From the listing below, pull each line that includes "Förgymnasial".

## Begin Data rows

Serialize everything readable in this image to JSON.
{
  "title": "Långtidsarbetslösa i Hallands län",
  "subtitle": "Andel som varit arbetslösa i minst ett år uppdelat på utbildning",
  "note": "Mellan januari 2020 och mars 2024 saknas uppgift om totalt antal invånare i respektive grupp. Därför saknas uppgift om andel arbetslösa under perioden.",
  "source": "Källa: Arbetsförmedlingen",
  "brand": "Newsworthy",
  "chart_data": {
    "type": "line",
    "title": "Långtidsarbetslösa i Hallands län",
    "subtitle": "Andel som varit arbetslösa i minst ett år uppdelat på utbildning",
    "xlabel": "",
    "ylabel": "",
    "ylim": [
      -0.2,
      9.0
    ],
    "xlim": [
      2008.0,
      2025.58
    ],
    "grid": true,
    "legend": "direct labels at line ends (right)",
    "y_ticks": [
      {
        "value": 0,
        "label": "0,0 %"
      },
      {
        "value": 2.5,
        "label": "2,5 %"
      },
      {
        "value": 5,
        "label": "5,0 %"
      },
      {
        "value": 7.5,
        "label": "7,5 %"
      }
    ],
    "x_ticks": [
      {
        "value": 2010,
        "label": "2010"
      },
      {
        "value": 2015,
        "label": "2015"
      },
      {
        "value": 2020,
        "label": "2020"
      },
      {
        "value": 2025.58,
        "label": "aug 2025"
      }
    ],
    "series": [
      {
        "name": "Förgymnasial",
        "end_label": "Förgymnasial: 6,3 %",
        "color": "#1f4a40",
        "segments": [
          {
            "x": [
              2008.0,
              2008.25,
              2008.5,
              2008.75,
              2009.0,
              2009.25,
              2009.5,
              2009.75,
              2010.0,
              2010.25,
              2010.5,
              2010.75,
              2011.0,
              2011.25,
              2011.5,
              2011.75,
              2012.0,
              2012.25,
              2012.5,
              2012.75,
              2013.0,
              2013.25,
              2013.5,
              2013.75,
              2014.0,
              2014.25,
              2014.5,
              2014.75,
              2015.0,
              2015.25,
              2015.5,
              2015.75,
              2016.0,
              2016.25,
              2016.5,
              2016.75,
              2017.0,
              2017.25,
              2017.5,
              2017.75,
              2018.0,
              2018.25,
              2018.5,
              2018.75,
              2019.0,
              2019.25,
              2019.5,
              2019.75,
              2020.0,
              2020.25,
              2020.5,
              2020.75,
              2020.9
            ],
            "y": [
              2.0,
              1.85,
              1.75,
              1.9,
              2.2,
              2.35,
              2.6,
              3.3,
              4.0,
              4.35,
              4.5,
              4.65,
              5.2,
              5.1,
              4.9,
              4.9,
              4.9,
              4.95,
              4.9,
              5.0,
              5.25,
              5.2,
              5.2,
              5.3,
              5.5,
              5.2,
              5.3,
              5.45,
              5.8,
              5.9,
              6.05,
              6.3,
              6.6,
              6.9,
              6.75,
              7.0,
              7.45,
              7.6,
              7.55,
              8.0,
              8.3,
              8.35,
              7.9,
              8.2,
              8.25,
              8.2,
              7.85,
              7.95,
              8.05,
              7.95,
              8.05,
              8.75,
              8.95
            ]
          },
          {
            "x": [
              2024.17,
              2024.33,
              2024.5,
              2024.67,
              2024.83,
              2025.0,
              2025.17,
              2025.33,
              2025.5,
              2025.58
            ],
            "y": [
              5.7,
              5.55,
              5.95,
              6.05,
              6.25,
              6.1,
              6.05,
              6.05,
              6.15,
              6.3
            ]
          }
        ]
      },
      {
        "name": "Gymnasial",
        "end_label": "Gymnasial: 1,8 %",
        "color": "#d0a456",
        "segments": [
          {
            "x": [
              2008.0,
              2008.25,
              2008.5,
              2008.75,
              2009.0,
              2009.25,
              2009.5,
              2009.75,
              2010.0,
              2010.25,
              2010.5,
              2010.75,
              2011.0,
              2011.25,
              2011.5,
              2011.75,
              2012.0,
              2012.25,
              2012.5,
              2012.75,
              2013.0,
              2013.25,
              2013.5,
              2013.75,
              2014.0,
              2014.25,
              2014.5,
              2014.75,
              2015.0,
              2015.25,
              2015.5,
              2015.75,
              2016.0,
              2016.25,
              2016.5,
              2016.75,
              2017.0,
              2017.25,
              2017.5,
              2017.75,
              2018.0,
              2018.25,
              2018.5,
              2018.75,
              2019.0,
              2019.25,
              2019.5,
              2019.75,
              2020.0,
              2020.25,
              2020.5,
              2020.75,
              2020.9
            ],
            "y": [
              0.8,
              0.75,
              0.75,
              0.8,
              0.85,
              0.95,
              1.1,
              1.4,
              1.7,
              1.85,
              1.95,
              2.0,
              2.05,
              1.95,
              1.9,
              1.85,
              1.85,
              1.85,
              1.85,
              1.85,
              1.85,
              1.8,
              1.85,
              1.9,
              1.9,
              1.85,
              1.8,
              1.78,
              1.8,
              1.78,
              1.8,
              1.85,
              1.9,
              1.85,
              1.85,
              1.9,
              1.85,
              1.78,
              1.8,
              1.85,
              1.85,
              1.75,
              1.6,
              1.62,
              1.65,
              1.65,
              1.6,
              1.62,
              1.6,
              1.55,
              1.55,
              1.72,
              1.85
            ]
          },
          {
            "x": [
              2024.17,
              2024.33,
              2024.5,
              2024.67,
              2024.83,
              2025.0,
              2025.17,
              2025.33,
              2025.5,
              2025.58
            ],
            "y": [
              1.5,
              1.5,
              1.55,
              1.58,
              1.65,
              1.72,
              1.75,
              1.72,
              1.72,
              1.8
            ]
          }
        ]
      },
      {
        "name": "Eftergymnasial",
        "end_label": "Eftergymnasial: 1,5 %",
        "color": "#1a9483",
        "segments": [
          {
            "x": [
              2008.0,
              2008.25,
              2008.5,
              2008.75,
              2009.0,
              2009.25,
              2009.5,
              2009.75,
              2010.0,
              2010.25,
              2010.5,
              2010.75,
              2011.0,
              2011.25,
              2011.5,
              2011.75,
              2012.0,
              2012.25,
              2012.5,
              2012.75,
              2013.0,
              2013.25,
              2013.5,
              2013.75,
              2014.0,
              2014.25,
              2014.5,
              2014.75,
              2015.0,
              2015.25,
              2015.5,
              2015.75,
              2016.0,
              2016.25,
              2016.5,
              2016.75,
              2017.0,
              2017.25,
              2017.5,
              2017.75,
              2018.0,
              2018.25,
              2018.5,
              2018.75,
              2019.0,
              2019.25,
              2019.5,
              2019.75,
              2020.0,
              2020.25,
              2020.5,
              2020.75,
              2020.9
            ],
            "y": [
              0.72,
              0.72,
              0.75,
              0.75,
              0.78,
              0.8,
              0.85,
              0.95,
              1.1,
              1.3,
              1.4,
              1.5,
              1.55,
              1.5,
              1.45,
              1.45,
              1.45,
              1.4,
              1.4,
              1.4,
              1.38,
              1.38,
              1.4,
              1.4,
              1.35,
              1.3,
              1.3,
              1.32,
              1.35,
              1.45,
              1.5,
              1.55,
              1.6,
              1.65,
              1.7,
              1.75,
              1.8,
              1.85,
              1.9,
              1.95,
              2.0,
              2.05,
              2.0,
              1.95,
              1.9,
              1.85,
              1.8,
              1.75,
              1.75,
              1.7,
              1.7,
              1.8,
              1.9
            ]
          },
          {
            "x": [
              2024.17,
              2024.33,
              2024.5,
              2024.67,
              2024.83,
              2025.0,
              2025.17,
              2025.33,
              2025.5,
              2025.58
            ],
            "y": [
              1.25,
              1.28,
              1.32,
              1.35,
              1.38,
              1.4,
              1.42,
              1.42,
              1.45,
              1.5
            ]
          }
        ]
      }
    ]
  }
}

## End Data rows

§ Output for this task:
        "name": "Förgymnasial",
        "end_label": "Förgymnasial: 6,3 %",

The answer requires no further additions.